EXERCISE TASK:
Where a line contains the string "Integrity", copy that line.

MATERIALS PROVIDED:
+ + + + + + +

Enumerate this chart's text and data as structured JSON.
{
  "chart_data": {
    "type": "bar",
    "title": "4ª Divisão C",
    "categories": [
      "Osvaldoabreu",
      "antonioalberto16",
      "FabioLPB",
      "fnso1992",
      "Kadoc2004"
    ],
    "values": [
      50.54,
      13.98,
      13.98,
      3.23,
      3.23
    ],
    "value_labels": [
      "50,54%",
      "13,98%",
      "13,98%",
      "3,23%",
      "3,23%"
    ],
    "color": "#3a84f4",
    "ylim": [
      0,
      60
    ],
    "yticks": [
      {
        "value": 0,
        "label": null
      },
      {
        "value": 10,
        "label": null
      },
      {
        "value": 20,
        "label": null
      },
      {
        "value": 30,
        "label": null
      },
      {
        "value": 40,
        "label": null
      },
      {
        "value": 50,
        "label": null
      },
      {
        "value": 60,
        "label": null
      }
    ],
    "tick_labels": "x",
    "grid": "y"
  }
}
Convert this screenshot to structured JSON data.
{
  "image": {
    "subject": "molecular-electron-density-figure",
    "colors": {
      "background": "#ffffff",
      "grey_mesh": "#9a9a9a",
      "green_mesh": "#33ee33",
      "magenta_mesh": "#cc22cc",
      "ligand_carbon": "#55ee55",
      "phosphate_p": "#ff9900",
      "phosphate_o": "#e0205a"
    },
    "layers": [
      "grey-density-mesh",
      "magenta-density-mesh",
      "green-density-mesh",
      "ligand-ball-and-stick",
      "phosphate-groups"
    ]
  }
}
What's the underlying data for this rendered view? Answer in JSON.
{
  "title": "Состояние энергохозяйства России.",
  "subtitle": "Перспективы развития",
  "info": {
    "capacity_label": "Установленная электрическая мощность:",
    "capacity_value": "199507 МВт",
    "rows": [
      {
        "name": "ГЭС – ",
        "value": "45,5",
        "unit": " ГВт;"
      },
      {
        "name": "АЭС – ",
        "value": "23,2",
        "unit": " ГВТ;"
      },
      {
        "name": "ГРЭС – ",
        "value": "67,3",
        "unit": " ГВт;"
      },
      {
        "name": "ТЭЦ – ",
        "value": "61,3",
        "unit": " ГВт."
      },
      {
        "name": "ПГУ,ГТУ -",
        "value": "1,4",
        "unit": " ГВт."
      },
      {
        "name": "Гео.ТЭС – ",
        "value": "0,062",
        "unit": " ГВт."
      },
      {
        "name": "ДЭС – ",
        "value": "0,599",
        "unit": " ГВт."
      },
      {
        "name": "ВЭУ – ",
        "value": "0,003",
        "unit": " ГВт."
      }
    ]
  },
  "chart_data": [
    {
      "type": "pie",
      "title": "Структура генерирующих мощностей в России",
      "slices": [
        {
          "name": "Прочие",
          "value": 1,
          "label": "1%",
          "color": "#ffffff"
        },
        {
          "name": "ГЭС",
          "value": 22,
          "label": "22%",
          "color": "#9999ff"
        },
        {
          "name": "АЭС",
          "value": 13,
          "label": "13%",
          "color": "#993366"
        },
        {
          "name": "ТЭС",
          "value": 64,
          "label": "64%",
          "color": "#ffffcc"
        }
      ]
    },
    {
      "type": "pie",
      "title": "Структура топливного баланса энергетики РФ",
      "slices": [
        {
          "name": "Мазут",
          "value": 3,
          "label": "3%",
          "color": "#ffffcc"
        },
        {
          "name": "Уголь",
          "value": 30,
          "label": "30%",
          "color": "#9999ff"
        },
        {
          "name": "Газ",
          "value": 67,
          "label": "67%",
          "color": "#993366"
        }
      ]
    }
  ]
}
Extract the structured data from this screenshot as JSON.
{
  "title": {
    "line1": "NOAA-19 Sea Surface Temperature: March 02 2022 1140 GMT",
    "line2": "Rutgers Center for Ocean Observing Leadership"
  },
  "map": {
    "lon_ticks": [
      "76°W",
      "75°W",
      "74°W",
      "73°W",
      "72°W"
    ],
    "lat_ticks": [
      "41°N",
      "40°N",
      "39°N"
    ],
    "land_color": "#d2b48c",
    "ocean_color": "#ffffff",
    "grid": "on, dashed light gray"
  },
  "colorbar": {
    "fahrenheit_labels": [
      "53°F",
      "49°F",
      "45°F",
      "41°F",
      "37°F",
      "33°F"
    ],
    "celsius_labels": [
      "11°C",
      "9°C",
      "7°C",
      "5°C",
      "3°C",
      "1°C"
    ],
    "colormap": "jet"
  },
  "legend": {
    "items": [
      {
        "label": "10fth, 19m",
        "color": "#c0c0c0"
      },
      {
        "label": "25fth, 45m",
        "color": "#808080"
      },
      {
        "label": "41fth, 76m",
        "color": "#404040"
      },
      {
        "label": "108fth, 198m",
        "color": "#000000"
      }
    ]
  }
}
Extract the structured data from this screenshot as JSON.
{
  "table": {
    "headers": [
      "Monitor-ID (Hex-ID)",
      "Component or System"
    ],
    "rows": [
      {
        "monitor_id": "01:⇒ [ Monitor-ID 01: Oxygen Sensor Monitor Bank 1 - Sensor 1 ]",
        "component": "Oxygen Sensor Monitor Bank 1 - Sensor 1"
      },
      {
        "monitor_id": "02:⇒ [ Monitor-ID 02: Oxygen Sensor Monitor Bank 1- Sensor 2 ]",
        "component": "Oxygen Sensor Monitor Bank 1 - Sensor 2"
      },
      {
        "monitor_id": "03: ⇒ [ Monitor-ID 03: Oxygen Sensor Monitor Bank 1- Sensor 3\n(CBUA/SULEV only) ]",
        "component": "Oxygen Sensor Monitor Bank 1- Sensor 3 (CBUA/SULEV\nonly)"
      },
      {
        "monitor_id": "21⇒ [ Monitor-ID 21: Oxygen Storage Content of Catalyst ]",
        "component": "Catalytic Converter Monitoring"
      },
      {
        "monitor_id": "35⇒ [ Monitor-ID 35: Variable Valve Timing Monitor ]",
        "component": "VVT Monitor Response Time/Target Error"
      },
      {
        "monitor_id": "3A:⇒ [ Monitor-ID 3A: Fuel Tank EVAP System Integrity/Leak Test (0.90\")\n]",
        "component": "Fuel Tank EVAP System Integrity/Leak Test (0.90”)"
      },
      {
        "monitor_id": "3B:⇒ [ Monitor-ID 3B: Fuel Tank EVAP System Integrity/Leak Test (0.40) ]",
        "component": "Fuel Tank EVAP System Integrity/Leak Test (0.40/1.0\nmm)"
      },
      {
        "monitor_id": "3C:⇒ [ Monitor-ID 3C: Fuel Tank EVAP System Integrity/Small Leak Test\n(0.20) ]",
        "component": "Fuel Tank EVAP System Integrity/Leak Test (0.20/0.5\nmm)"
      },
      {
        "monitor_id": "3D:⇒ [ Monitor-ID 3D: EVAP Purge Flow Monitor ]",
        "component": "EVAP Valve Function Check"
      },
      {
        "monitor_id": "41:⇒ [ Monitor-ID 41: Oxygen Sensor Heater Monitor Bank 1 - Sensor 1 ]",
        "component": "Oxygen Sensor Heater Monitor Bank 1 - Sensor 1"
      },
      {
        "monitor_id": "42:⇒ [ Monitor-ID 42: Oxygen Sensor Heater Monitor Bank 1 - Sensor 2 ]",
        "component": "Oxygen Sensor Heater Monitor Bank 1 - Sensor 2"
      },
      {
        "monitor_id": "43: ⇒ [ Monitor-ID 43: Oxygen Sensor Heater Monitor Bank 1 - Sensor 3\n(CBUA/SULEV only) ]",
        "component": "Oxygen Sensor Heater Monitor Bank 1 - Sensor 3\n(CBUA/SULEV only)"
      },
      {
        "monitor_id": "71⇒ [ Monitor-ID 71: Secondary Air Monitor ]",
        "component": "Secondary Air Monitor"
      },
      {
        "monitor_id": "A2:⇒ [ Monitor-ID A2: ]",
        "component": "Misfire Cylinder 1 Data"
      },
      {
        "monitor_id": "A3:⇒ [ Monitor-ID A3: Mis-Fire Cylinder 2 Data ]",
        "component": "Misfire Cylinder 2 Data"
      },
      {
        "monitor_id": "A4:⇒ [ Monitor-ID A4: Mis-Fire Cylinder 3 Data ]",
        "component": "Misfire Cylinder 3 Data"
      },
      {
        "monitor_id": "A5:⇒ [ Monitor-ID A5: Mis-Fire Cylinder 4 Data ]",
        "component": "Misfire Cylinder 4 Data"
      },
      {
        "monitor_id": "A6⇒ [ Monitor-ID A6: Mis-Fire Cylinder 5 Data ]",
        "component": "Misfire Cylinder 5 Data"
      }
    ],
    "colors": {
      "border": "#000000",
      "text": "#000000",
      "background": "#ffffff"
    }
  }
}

+ + + + + + +

CORRECT OUTPUT:
        "monitor_id": "3A:⇒ [ Monitor-ID 3A: Fuel Tank EVAP System Integrity/Leak Test (0.90\")\n]",
        "component": "Fuel Tank EVAP System Integrity/Leak Test (0.90”)"
        "monitor_id": "3B:⇒ [ Monitor-ID 3B: Fuel Tank EVAP System Integrity/Leak Test (0.40) ]",
        "component": "Fuel Tank EVAP System Integrity/Leak Test (0.40/1.0\nmm)"
        "monitor_id": "3C:⇒ [ Monitor-ID 3C: Fuel Tank EVAP System Integrity/Small Leak Test\n(0.20) ]",
        "component": "Fuel Tank EVAP System Integrity/Leak Test (0.20/0.5\nmm)"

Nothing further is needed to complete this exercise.